*Direction:*
Set down the material below word for word, excluding the pictures.

*Provided records:*

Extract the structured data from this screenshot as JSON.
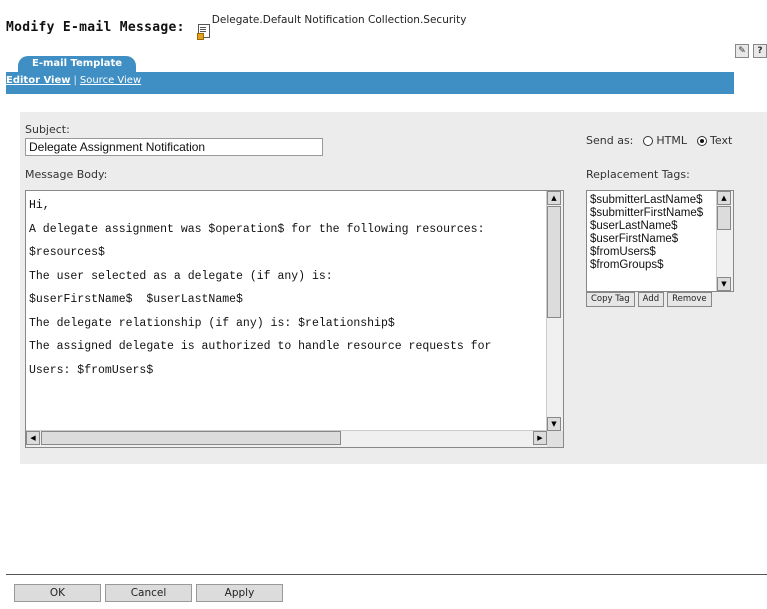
{
  "page": {
    "title": "Modify E-mail Message:",
    "object_name": "Delegate.Default Notification Collection.Security",
    "icons": [
      "document-icon",
      "edit-icon",
      "help-icon"
    ]
  },
  "tabs": [
    {
      "label": "E-mail Template",
      "active": true
    }
  ],
  "views": {
    "editor": "Editor View",
    "separator": "|",
    "source": "Source View"
  },
  "form": {
    "subject_label": "Subject:",
    "subject_value": "Delegate Assignment Notification",
    "body_label": "Message Body:",
    "body_lines": [
      "Hi,",
      "A delegate assignment was $operation$ for the following resources:",
      "$resources$",
      "The user selected as a delegate (if any) is:",
      "$userFirstName$  $userLastName$",
      "The delegate relationship (if any) is: $relationship$",
      "The assigned delegate is authorized to handle resource requests for",
      "Users: $fromUsers$"
    ],
    "send_as_label": "Send as:",
    "send_as_options": [
      {
        "label": "HTML",
        "selected": false
      },
      {
        "label": "Text",
        "selected": true
      }
    ],
    "replacement_tags_label": "Replacement Tags:",
    "replacement_tags": [
      "$submitterLastName$",
      "$submitterFirstName$",
      "$userLastName$",
      "$userFirstName$",
      "$fromUsers$",
      "$fromGroups$"
    ],
    "tag_buttons": [
      "Copy Tag",
      "Add",
      "Remove"
    ]
  },
  "footer": {
    "buttons": [
      "OK",
      "Cancel",
      "Apply"
    ]
  }
}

*In response:*
Extract the structured data from this screenshot as JSON.
{
  "page": {
    "title": "Modify E-mail Message:",
    "object_name": "Delegate.Default Notification Collection.Security",
    "icons": [
      "document-icon",
      "edit-icon",
      "help-icon"
    ]
  },
  "tabs": [
    {
      "label": "E-mail Template",
      "active": true
    }
  ],
  "views": {
    "editor": "Editor View",
    "separator": "|",
    "source": "Source View"
  },
  "form": {
    "subject_label": "Subject:",
    "subject_value": "Delegate Assignment Notification",
    "body_label": "Message Body:",
    "body_lines": [
      "Hi,",
      "A delegate assignment was $operation$ for the following resources:",
      "$resources$",
      "The user selected as a delegate (if any) is:",
      "$userFirstName$  $userLastName$",
      "The delegate relationship (if any) is: $relationship$",
      "The assigned delegate is authorized to handle resource requests for",
      "Users: $fromUsers$"
    ],
    "send_as_label": "Send as:",
    "send_as_options": [
      {
        "label": "HTML",
        "selected": false
      },
      {
        "label": "Text",
        "selected": true
      }
    ],
    "replacement_tags_label": "Replacement Tags:",
    "replacement_tags": [
      "$submitterLastName$",
      "$submitterFirstName$",
      "$userLastName$",
      "$userFirstName$",
      "$fromUsers$",
      "$fromGroups$"
    ],
    "tag_buttons": [
      "Copy Tag",
      "Add",
      "Remove"
    ]
  },
  "footer": {
    "buttons": [
      "OK",
      "Cancel",
      "Apply"
    ]
  }
}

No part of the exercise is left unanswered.